== AIM ==
Collect every line in the records below that contains the word "auch".

□ □ □ □

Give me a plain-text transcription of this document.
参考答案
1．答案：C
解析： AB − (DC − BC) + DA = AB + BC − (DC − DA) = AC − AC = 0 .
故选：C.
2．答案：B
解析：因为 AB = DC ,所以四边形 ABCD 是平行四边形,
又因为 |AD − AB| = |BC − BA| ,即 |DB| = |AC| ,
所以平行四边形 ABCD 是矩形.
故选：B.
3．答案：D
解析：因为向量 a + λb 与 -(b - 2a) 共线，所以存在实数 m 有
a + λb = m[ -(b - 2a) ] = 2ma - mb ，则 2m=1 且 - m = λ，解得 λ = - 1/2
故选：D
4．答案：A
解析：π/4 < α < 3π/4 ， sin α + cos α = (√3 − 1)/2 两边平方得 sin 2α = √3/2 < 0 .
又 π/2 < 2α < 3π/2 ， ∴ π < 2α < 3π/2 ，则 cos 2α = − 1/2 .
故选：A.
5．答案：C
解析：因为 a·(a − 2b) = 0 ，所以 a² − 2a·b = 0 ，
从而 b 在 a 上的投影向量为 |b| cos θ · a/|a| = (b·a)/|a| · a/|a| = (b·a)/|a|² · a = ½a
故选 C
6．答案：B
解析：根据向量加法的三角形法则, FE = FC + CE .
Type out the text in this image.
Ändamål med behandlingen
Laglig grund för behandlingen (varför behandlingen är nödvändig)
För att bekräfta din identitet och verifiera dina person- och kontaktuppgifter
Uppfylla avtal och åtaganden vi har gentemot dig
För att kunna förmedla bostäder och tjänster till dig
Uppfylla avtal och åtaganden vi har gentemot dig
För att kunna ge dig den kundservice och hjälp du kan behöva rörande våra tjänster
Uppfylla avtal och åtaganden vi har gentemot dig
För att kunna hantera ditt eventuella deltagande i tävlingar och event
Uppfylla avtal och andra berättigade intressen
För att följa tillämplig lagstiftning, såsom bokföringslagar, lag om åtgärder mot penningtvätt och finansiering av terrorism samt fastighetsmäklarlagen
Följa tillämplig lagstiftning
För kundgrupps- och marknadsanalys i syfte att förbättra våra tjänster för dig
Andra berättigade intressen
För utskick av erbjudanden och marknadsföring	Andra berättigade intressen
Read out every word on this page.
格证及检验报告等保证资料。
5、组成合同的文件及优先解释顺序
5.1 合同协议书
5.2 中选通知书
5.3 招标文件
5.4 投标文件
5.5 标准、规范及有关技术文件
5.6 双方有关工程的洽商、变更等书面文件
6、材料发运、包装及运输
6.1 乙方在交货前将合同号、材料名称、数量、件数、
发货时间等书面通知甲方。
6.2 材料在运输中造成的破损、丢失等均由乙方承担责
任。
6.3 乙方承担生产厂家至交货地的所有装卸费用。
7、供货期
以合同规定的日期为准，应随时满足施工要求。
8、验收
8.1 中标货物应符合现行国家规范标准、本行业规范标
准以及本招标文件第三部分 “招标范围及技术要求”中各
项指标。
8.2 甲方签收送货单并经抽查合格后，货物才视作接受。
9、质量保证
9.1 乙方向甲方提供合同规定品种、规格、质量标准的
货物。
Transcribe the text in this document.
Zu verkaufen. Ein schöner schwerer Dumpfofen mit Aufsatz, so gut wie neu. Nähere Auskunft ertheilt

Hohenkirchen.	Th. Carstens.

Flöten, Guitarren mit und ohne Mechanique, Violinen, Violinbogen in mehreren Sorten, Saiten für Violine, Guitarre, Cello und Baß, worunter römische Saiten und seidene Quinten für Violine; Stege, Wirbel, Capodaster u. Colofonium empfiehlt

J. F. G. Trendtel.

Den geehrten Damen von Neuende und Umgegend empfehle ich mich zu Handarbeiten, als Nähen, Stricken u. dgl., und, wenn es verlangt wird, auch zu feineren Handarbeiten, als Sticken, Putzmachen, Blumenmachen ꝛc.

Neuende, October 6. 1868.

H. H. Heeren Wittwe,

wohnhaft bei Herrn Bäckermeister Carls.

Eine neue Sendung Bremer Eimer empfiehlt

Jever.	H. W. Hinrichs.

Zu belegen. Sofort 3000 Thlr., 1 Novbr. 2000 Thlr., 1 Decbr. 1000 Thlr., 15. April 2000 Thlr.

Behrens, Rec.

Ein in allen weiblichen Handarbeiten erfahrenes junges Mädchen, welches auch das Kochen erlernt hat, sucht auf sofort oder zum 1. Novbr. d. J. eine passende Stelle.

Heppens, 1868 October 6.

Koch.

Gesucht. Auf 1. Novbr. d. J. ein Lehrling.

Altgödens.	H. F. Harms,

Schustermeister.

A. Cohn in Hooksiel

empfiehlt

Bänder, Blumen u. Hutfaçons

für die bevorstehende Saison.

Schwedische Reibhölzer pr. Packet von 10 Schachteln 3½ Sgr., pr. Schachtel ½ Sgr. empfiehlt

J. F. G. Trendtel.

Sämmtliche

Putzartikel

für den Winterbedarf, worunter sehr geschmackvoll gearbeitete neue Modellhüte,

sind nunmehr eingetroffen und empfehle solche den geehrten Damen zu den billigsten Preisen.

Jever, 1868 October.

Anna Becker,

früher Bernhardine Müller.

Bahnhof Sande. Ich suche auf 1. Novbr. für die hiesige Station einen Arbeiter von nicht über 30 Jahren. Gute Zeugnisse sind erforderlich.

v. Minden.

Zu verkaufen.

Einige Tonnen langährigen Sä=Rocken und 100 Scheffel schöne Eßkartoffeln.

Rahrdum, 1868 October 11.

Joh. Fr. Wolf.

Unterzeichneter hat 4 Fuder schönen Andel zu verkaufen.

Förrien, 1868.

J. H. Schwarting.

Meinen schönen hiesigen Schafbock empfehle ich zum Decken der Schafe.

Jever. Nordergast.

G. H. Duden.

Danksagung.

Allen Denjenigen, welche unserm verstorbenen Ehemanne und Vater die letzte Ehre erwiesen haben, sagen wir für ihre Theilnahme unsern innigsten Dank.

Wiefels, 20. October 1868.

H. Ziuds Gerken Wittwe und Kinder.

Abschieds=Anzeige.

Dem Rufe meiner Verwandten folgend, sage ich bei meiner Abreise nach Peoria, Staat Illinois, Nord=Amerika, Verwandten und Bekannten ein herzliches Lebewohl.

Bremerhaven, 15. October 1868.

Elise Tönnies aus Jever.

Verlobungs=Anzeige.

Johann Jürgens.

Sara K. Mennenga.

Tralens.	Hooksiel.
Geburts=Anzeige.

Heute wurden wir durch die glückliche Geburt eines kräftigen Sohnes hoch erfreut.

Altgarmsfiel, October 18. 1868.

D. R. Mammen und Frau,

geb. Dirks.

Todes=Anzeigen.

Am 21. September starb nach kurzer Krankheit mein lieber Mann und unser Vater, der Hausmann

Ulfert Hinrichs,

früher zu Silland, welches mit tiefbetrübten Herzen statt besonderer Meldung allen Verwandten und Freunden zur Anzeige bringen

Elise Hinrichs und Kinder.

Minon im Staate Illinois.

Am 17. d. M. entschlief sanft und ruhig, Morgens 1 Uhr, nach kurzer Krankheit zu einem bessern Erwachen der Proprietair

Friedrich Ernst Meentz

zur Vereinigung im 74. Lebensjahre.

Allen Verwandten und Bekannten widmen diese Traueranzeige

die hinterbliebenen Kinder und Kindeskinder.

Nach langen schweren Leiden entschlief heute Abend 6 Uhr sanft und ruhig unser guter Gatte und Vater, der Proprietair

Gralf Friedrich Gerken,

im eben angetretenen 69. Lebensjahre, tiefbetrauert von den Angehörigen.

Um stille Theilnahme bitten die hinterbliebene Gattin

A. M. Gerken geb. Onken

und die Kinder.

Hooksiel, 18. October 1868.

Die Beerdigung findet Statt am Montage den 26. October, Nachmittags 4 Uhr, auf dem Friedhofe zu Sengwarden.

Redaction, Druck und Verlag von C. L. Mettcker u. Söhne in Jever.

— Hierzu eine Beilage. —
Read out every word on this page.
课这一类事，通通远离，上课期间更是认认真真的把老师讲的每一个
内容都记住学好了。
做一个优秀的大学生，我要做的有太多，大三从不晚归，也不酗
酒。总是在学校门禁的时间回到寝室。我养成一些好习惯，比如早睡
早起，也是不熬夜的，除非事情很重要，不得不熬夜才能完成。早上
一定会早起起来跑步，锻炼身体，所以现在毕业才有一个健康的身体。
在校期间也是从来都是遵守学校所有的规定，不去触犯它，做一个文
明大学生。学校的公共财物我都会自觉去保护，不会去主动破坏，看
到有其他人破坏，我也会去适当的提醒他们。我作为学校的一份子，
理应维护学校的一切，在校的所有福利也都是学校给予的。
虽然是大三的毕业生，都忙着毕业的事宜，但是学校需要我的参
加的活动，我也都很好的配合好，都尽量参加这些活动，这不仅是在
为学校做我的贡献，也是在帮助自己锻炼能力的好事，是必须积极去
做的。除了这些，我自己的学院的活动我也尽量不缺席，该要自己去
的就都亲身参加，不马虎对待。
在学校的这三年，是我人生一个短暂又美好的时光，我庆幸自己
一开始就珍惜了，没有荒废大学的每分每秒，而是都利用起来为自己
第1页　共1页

□ □ □ □

== ANSWER TO THIS TASK ==
Den geehrten Damen von Neuende und Umgegend empfehle ich mich zu Handarbeiten, als Nähen, Stricken u. dgl., und, wenn es verlangt wird, auch zu feineren Handarbeiten, als Sticken, Putzmachen, Blumenmachen ꝛc.
Ein in allen weiblichen Handarbeiten erfahrenes junges Mädchen, welches auch das Kochen erlernt hat, sucht auf sofort oder zum 1. Novbr. d. J. eine passende Stelle.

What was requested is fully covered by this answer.